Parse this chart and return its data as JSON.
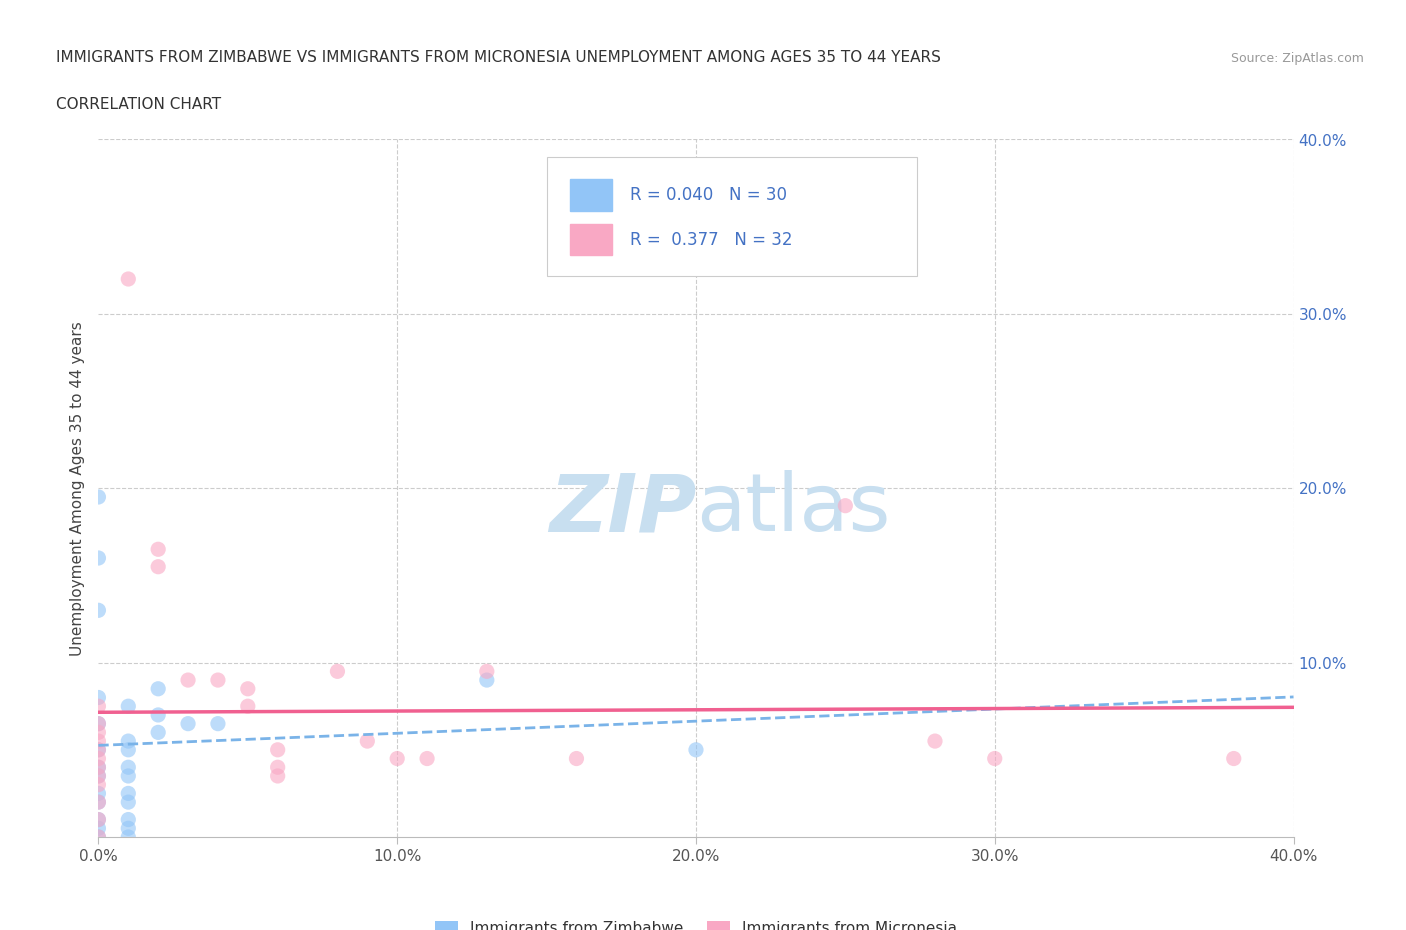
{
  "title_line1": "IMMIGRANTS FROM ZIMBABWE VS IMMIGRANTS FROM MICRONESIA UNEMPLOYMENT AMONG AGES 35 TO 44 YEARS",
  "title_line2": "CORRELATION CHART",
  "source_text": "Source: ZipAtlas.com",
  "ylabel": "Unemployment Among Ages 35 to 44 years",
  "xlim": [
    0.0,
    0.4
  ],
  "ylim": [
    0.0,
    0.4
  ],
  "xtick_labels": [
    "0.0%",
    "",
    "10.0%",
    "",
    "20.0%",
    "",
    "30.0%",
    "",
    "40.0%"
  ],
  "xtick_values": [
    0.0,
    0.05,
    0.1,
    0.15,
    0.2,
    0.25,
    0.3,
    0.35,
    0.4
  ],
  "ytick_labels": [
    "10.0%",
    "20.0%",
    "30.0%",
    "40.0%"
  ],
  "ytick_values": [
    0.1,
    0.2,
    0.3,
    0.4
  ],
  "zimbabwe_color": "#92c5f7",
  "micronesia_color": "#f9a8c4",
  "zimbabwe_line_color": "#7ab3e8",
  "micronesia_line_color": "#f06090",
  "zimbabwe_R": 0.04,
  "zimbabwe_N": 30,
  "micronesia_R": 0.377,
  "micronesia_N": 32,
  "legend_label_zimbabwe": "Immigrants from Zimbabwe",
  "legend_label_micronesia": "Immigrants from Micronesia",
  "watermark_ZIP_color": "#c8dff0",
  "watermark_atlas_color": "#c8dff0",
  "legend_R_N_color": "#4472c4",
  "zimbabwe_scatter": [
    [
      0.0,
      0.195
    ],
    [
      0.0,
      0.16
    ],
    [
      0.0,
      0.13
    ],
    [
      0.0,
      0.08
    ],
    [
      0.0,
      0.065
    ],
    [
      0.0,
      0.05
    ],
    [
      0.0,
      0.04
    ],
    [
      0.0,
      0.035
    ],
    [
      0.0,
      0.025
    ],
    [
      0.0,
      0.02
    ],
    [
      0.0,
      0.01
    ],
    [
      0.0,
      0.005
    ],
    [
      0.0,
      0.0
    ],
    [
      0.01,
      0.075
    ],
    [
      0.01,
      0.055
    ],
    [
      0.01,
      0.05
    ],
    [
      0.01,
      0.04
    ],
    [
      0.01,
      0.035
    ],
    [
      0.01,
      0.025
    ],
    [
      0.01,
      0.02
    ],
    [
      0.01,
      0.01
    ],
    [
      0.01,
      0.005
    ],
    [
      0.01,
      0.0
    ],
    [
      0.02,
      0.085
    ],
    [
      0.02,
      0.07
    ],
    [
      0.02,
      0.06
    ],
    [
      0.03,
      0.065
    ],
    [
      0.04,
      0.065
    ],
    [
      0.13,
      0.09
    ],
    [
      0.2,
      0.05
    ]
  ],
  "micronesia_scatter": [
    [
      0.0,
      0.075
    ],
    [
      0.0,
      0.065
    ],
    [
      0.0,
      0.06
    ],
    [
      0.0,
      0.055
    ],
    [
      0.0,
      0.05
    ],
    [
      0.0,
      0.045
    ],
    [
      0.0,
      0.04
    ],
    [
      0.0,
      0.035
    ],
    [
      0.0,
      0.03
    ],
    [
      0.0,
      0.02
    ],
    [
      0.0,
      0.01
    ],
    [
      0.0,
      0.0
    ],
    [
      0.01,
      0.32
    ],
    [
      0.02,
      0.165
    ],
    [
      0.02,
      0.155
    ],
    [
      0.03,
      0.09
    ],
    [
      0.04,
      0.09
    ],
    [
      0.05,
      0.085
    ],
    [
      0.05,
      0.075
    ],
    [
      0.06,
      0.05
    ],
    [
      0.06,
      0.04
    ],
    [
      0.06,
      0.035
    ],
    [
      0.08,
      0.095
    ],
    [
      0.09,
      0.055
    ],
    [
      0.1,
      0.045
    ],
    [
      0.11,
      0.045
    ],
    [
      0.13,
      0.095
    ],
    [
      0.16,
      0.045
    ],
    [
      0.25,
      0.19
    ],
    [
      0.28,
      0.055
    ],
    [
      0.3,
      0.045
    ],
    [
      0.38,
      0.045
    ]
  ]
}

+++++

**Instructions for the task**
Print all of the entries word for word. Omit the pictures they contain.

**Result of this exercise**
Parse this chart and return its data as JSON.
{
  "title_line1": "IMMIGRANTS FROM ZIMBABWE VS IMMIGRANTS FROM MICRONESIA UNEMPLOYMENT AMONG AGES 35 TO 44 YEARS",
  "title_line2": "CORRELATION CHART",
  "source_text": "Source: ZipAtlas.com",
  "ylabel": "Unemployment Among Ages 35 to 44 years",
  "xlim": [
    0.0,
    0.4
  ],
  "ylim": [
    0.0,
    0.4
  ],
  "xtick_labels": [
    "0.0%",
    "",
    "10.0%",
    "",
    "20.0%",
    "",
    "30.0%",
    "",
    "40.0%"
  ],
  "xtick_values": [
    0.0,
    0.05,
    0.1,
    0.15,
    0.2,
    0.25,
    0.3,
    0.35,
    0.4
  ],
  "ytick_labels": [
    "10.0%",
    "20.0%",
    "30.0%",
    "40.0%"
  ],
  "ytick_values": [
    0.1,
    0.2,
    0.3,
    0.4
  ],
  "zimbabwe_color": "#92c5f7",
  "micronesia_color": "#f9a8c4",
  "zimbabwe_line_color": "#7ab3e8",
  "micronesia_line_color": "#f06090",
  "zimbabwe_R": 0.04,
  "zimbabwe_N": 30,
  "micronesia_R": 0.377,
  "micronesia_N": 32,
  "legend_label_zimbabwe": "Immigrants from Zimbabwe",
  "legend_label_micronesia": "Immigrants from Micronesia",
  "watermark_ZIP_color": "#c8dff0",
  "watermark_atlas_color": "#c8dff0",
  "legend_R_N_color": "#4472c4",
  "zimbabwe_scatter": [
    [
      0.0,
      0.195
    ],
    [
      0.0,
      0.16
    ],
    [
      0.0,
      0.13
    ],
    [
      0.0,
      0.08
    ],
    [
      0.0,
      0.065
    ],
    [
      0.0,
      0.05
    ],
    [
      0.0,
      0.04
    ],
    [
      0.0,
      0.035
    ],
    [
      0.0,
      0.025
    ],
    [
      0.0,
      0.02
    ],
    [
      0.0,
      0.01
    ],
    [
      0.0,
      0.005
    ],
    [
      0.0,
      0.0
    ],
    [
      0.01,
      0.075
    ],
    [
      0.01,
      0.055
    ],
    [
      0.01,
      0.05
    ],
    [
      0.01,
      0.04
    ],
    [
      0.01,
      0.035
    ],
    [
      0.01,
      0.025
    ],
    [
      0.01,
      0.02
    ],
    [
      0.01,
      0.01
    ],
    [
      0.01,
      0.005
    ],
    [
      0.01,
      0.0
    ],
    [
      0.02,
      0.085
    ],
    [
      0.02,
      0.07
    ],
    [
      0.02,
      0.06
    ],
    [
      0.03,
      0.065
    ],
    [
      0.04,
      0.065
    ],
    [
      0.13,
      0.09
    ],
    [
      0.2,
      0.05
    ]
  ],
  "micronesia_scatter": [
    [
      0.0,
      0.075
    ],
    [
      0.0,
      0.065
    ],
    [
      0.0,
      0.06
    ],
    [
      0.0,
      0.055
    ],
    [
      0.0,
      0.05
    ],
    [
      0.0,
      0.045
    ],
    [
      0.0,
      0.04
    ],
    [
      0.0,
      0.035
    ],
    [
      0.0,
      0.03
    ],
    [
      0.0,
      0.02
    ],
    [
      0.0,
      0.01
    ],
    [
      0.0,
      0.0
    ],
    [
      0.01,
      0.32
    ],
    [
      0.02,
      0.165
    ],
    [
      0.02,
      0.155
    ],
    [
      0.03,
      0.09
    ],
    [
      0.04,
      0.09
    ],
    [
      0.05,
      0.085
    ],
    [
      0.05,
      0.075
    ],
    [
      0.06,
      0.05
    ],
    [
      0.06,
      0.04
    ],
    [
      0.06,
      0.035
    ],
    [
      0.08,
      0.095
    ],
    [
      0.09,
      0.055
    ],
    [
      0.1,
      0.045
    ],
    [
      0.11,
      0.045
    ],
    [
      0.13,
      0.095
    ],
    [
      0.16,
      0.045
    ],
    [
      0.25,
      0.19
    ],
    [
      0.28,
      0.055
    ],
    [
      0.3,
      0.045
    ],
    [
      0.38,
      0.045
    ]
  ]
}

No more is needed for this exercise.